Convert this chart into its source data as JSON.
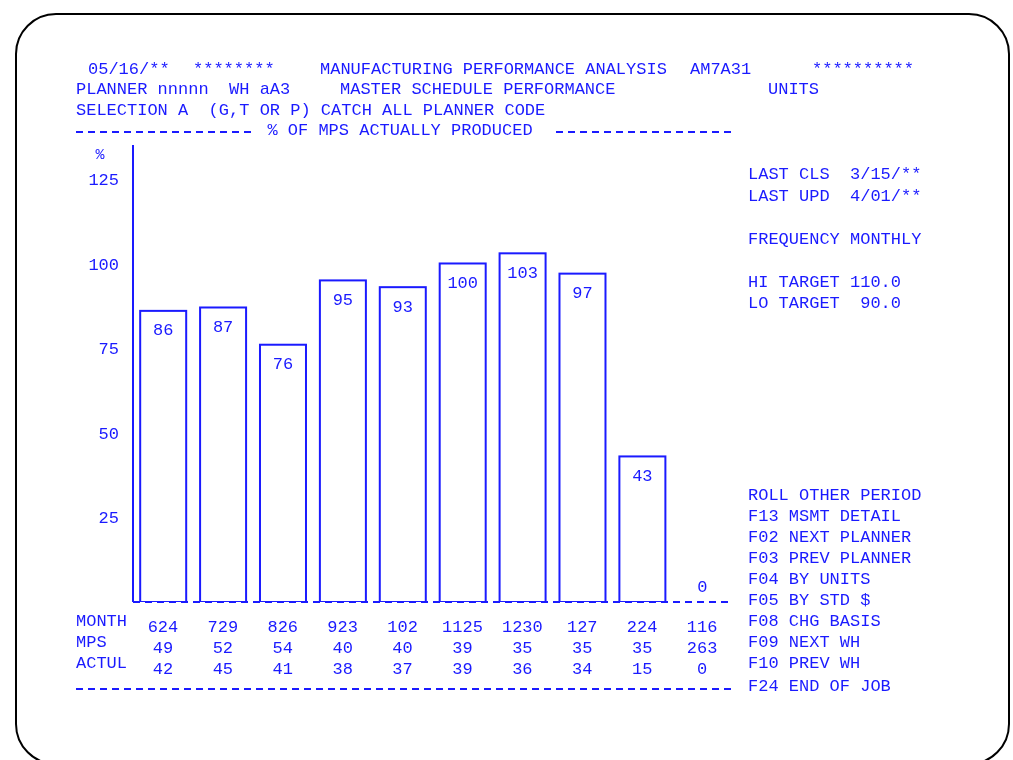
{
  "chart_data": {
    "type": "bar",
    "title": "MANUFACTURING PERFORMANCE ANALYSIS",
    "subtitle": "% OF MPS ACTUALLY PRODUCED",
    "ylabel": "%",
    "categories": [
      "624",
      "729",
      "826",
      "923",
      "102",
      "1125",
      "1230",
      "127",
      "224",
      "116"
    ],
    "values": [
      86,
      87,
      76,
      95,
      93,
      100,
      103,
      97,
      43,
      0
    ],
    "color": "#1a1aff",
    "data_labels": true,
    "ylim": [
      0,
      135
    ],
    "yticks": [
      25,
      50,
      75,
      100,
      125
    ],
    "grid": false,
    "legend": false,
    "annotations": [
      "05/16/**",
      "********",
      "AM7A31",
      "**********",
      "PLANNER nnnnn  WH aA3",
      "MASTER SCHEDULE PERFORMANCE",
      "UNITS",
      "SELECTION A  (G,T OR P) CATCH ALL PLANNER CODE",
      "LAST CLS  3/15/**",
      "LAST UPD  4/01/**",
      "FREQUENCY MONTHLY",
      "HI TARGET 110.0",
      "LO TARGET  90.0",
      "ROLL OTHER PERIOD",
      "F13 MSMT DETAIL",
      "F02 NEXT PLANNER",
      "F03 PREV PLANNER",
      "F04 BY UNITS",
      "F05 BY STD $",
      "F08 CHG BASIS",
      "F09 NEXT WH",
      "F10 PREV WH",
      "F24 END OF JOB",
      "MONTH",
      "MPS",
      "ACTUL",
      "49",
      "52",
      "54",
      "40",
      "40",
      "39",
      "35",
      "35",
      "35",
      "263",
      "42",
      "45",
      "41",
      "38",
      "37",
      "39",
      "36",
      "34",
      "15",
      "0"
    ]
  }
}
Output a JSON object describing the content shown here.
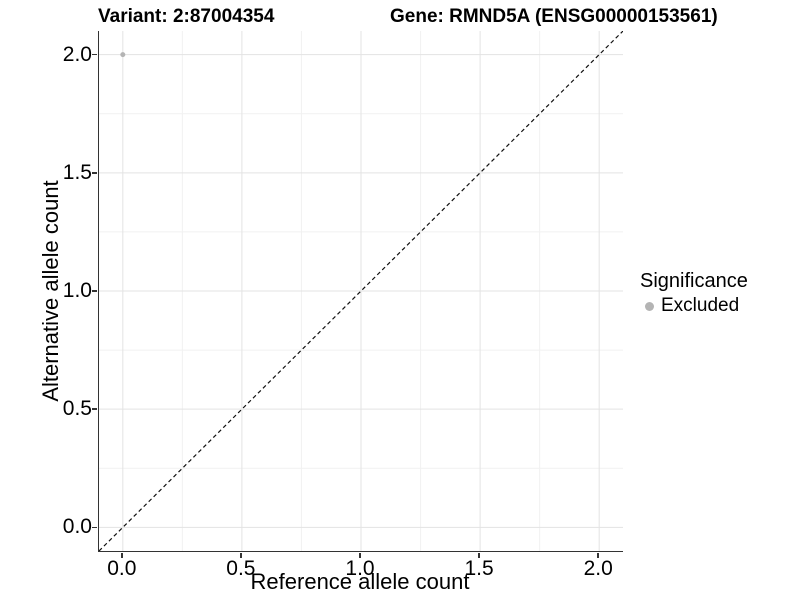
{
  "chart_data": {
    "type": "scatter",
    "title_left": "Variant: 2:87004354",
    "title_right": "Gene: RMND5A (ENSG00000153561)",
    "xlabel": "Reference allele count",
    "ylabel": "Alternative allele count",
    "xlim": [
      -0.1,
      2.1
    ],
    "ylim": [
      -0.1,
      2.1
    ],
    "x_ticks": [
      0.0,
      0.5,
      1.0,
      1.5,
      2.0
    ],
    "y_ticks": [
      0.0,
      0.5,
      1.0,
      1.5,
      2.0
    ],
    "x_tick_labels": [
      "0.0",
      "0.5",
      "1.0",
      "1.5",
      "2.0"
    ],
    "y_tick_labels": [
      "0.0",
      "0.5",
      "1.0",
      "1.5",
      "2.0"
    ],
    "grid": "major and minor gridlines shown",
    "points": [
      {
        "x": 0.0,
        "y": 2.0,
        "series": "Excluded",
        "color": "#b4b4b4",
        "radius": 2.5
      }
    ],
    "reference_line": {
      "kind": "identity y=x",
      "from": [
        -0.1,
        -0.1
      ],
      "to": [
        2.1,
        2.1
      ],
      "style": "dashed",
      "color": "#111111"
    },
    "legend": {
      "title": "Significance",
      "position": "right",
      "items": [
        {
          "label": "Excluded",
          "color": "#b4b4b4",
          "marker": "circle"
        }
      ]
    }
  },
  "colors": {
    "background": "#ffffff",
    "axis_line": "#333333",
    "grid_major": "#e3e3e3",
    "grid_minor": "#f1f1f1",
    "text": "#000000"
  }
}
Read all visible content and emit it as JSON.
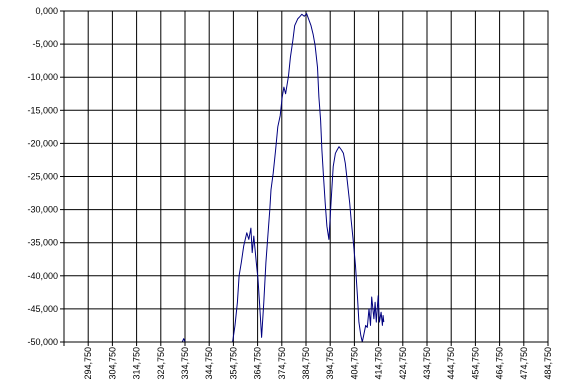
{
  "chart_data": {
    "type": "line",
    "title": "",
    "xlabel": "",
    "ylabel": "",
    "xlim": [
      284.75,
      484.75
    ],
    "ylim": [
      -50,
      0
    ],
    "grid": true,
    "legend": "none",
    "x_tick_labels": [
      "294,750",
      "304,750",
      "314,750",
      "324,750",
      "334,750",
      "344,750",
      "354,750",
      "364,750",
      "374,750",
      "384,750",
      "394,750",
      "404,750",
      "414,750",
      "424,750",
      "434,750",
      "444,750",
      "454,750",
      "464,750",
      "474,750",
      "484,750"
    ],
    "y_tick_labels": [
      "0,000",
      "-5,000",
      "-10,000",
      "-15,000",
      "-20,000",
      "-25,000",
      "-30,000",
      "-35,000",
      "-40,000",
      "-45,000",
      "-50,000"
    ],
    "line_color": "#000080",
    "series": [
      {
        "x": [
          333.6,
          334.2,
          334.8,
          354.4,
          355.4,
          356.4,
          357.1,
          358.0,
          359.0,
          360.3,
          361.1,
          362.0,
          362.5,
          363.2,
          364.2,
          364.9,
          365.6,
          366.4,
          367.3,
          368.2,
          368.9,
          369.8,
          370.3,
          371.2,
          372.2,
          373.1,
          374.1,
          374.9,
          375.6,
          376.3,
          377.5,
          378.3,
          379.3,
          380.1,
          381.3,
          382.3,
          383.0,
          384.0,
          385.0,
          385.9,
          386.8,
          387.7,
          388.5,
          389.5,
          390.1,
          390.8,
          391.3,
          392.0,
          392.7,
          393.4,
          394.2,
          395.1,
          396.0,
          396.9,
          397.6,
          398.4,
          399.4,
          400.2,
          401.0,
          401.9,
          402.8,
          403.4,
          404.2,
          405.2,
          406.0,
          406.6,
          407.4,
          408.0,
          409.4,
          410.1,
          410.8,
          411.4,
          411.9,
          412.8,
          413.3,
          413.8,
          414.6,
          415.1,
          415.8,
          416.3,
          416.6,
          416.9
        ],
        "y": [
          -50.0,
          -49.5,
          -50.0,
          -50.0,
          -47.5,
          -44.0,
          -40.0,
          -38.0,
          -35.5,
          -33.5,
          -34.5,
          -32.8,
          -36.5,
          -34.0,
          -38.0,
          -40.5,
          -44.5,
          -49.3,
          -44.0,
          -38.0,
          -34.5,
          -30.0,
          -27.0,
          -24.5,
          -21.0,
          -17.5,
          -15.8,
          -13.0,
          -11.5,
          -12.5,
          -9.8,
          -7.0,
          -4.5,
          -2.2,
          -1.2,
          -0.8,
          -0.5,
          -0.8,
          -0.4,
          -1.3,
          -2.2,
          -3.5,
          -5.2,
          -8.5,
          -13.0,
          -16.5,
          -21.0,
          -25.0,
          -29.0,
          -32.5,
          -34.5,
          -29.0,
          -23.5,
          -21.5,
          -21.0,
          -20.5,
          -21.0,
          -21.5,
          -23.0,
          -26.0,
          -29.0,
          -31.5,
          -34.5,
          -38.5,
          -43.0,
          -47.0,
          -49.0,
          -50.0,
          -47.5,
          -47.8,
          -45.0,
          -47.5,
          -43.2,
          -46.5,
          -44.0,
          -47.0,
          -43.0,
          -47.0,
          -45.5,
          -47.5,
          -46.0,
          -47.0
        ]
      }
    ]
  }
}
• • •
Every record above should be written out again without change, except that the pictures are left out.

#### Final result:
Convert this chart into its source data as JSON.
{
  "chart_data": {
    "type": "bar",
    "title": "MANUFACTURING PERFORMANCE ANALYSIS",
    "subtitle": "% OF MPS ACTUALLY PRODUCED",
    "ylabel": "%",
    "categories": [
      "624",
      "729",
      "826",
      "923",
      "102",
      "1125",
      "1230",
      "127",
      "224",
      "116"
    ],
    "values": [
      86,
      87,
      76,
      95,
      93,
      100,
      103,
      97,
      43,
      0
    ],
    "color": "#1a1aff",
    "data_labels": true,
    "ylim": [
      0,
      135
    ],
    "yticks": [
      25,
      50,
      75,
      100,
      125
    ],
    "grid": false,
    "legend": false,
    "annotations": [
      "05/16/**",
      "********",
      "AM7A31",
      "**********",
      "PLANNER nnnnn  WH aA3",
      "MASTER SCHEDULE PERFORMANCE",
      "UNITS",
      "SELECTION A  (G,T OR P) CATCH ALL PLANNER CODE",
      "LAST CLS  3/15/**",
      "LAST UPD  4/01/**",
      "FREQUENCY MONTHLY",
      "HI TARGET 110.0",
      "LO TARGET  90.0",
      "ROLL OTHER PERIOD",
      "F13 MSMT DETAIL",
      "F02 NEXT PLANNER",
      "F03 PREV PLANNER",
      "F04 BY UNITS",
      "F05 BY STD $",
      "F08 CHG BASIS",
      "F09 NEXT WH",
      "F10 PREV WH",
      "F24 END OF JOB",
      "MONTH",
      "MPS",
      "ACTUL",
      "49",
      "52",
      "54",
      "40",
      "40",
      "39",
      "35",
      "35",
      "35",
      "263",
      "42",
      "45",
      "41",
      "38",
      "37",
      "39",
      "36",
      "34",
      "15",
      "0"
    ]
  }
}
Output a JSON object describing the content shown here.
{
  "chart_data": {
    "type": "scatter",
    "title_left": "Variant: 2:87004354",
    "title_right": "Gene: RMND5A (ENSG00000153561)",
    "xlabel": "Reference allele count",
    "ylabel": "Alternative allele count",
    "xlim": [
      -0.1,
      2.1
    ],
    "ylim": [
      -0.1,
      2.1
    ],
    "x_ticks": [
      0.0,
      0.5,
      1.0,
      1.5,
      2.0
    ],
    "y_ticks": [
      0.0,
      0.5,
      1.0,
      1.5,
      2.0
    ],
    "x_tick_labels": [
      "0.0",
      "0.5",
      "1.0",
      "1.5",
      "2.0"
    ],
    "y_tick_labels": [
      "0.0",
      "0.5",
      "1.0",
      "1.5",
      "2.0"
    ],
    "grid": "major and minor gridlines shown",
    "points": [
      {
        "x": 0.0,
        "y": 2.0,
        "series": "Excluded",
        "color": "#b4b4b4",
        "radius": 2.5
      }
    ],
    "reference_line": {
      "kind": "identity y=x",
      "from": [
        -0.1,
        -0.1
      ],
      "to": [
        2.1,
        2.1
      ],
      "style": "dashed",
      "color": "#111111"
    },
    "legend": {
      "title": "Significance",
      "position": "right",
      "items": [
        {
          "label": "Excluded",
          "color": "#b4b4b4",
          "marker": "circle"
        }
      ]
    }
  },
  "colors": {
    "background": "#ffffff",
    "axis_line": "#333333",
    "grid_major": "#e3e3e3",
    "grid_minor": "#f1f1f1",
    "text": "#000000"
  }
}
Read all visible content and emit it as JSON.
{
  "chart_data": {
    "type": "line",
    "title": "",
    "xlabel": "",
    "ylabel": "",
    "xlim": [
      284.75,
      484.75
    ],
    "ylim": [
      -50,
      0
    ],
    "grid": true,
    "legend": "none",
    "x_tick_labels": [
      "294,750",
      "304,750",
      "314,750",
      "324,750",
      "334,750",
      "344,750",
      "354,750",
      "364,750",
      "374,750",
      "384,750",
      "394,750",
      "404,750",
      "414,750",
      "424,750",
      "434,750",
      "444,750",
      "454,750",
      "464,750",
      "474,750",
      "484,750"
    ],
    "y_tick_labels": [
      "0,000",
      "-5,000",
      "-10,000",
      "-15,000",
      "-20,000",
      "-25,000",
      "-30,000",
      "-35,000",
      "-40,000",
      "-45,000",
      "-50,000"
    ],
    "line_color": "#000080",
    "series": [
      {
        "x": [
          333.6,
          334.2,
          334.8,
          354.4,
          355.4,
          356.4,
          357.1,
          358.0,
          359.0,
          360.3,
          361.1,
          362.0,
          362.5,
          363.2,
          364.2,
          364.9,
          365.6,
          366.4,
          367.3,
          368.2,
          368.9,
          369.8,
          370.3,
          371.2,
          372.2,
          373.1,
          374.1,
          374.9,
          375.6,
          376.3,
          377.5,
          378.3,
          379.3,
          380.1,
          381.3,
          382.3,
          383.0,
          384.0,
          385.0,
          385.9,
          386.8,
          387.7,
          388.5,
          389.5,
          390.1,
          390.8,
          391.3,
          392.0,
          392.7,
          393.4,
          394.2,
          395.1,
          396.0,
          396.9,
          397.6,
          398.4,
          399.4,
          400.2,
          401.0,
          401.9,
          402.8,
          403.4,
          404.2,
          405.2,
          406.0,
          406.6,
          407.4,
          408.0,
          409.4,
          410.1,
          410.8,
          411.4,
          411.9,
          412.8,
          413.3,
          413.8,
          414.6,
          415.1,
          415.8,
          416.3,
          416.6,
          416.9
        ],
        "y": [
          -50.0,
          -49.5,
          -50.0,
          -50.0,
          -47.5,
          -44.0,
          -40.0,
          -38.0,
          -35.5,
          -33.5,
          -34.5,
          -32.8,
          -36.5,
          -34.0,
          -38.0,
          -40.5,
          -44.5,
          -49.3,
          -44.0,
          -38.0,
          -34.5,
          -30.0,
          -27.0,
          -24.5,
          -21.0,
          -17.5,
          -15.8,
          -13.0,
          -11.5,
          -12.5,
          -9.8,
          -7.0,
          -4.5,
          -2.2,
          -1.2,
          -0.8,
          -0.5,
          -0.8,
          -0.4,
          -1.3,
          -2.2,
          -3.5,
          -5.2,
          -8.5,
          -13.0,
          -16.5,
          -21.0,
          -25.0,
          -29.0,
          -32.5,
          -34.5,
          -29.0,
          -23.5,
          -21.5,
          -21.0,
          -20.5,
          -21.0,
          -21.5,
          -23.0,
          -26.0,
          -29.0,
          -31.5,
          -34.5,
          -38.5,
          -43.0,
          -47.0,
          -49.0,
          -50.0,
          -47.5,
          -47.8,
          -45.0,
          -47.5,
          -43.2,
          -46.5,
          -44.0,
          -47.0,
          -43.0,
          -47.0,
          -45.5,
          -47.5,
          -46.0,
          -47.0
        ]
      }
    ]
  }
}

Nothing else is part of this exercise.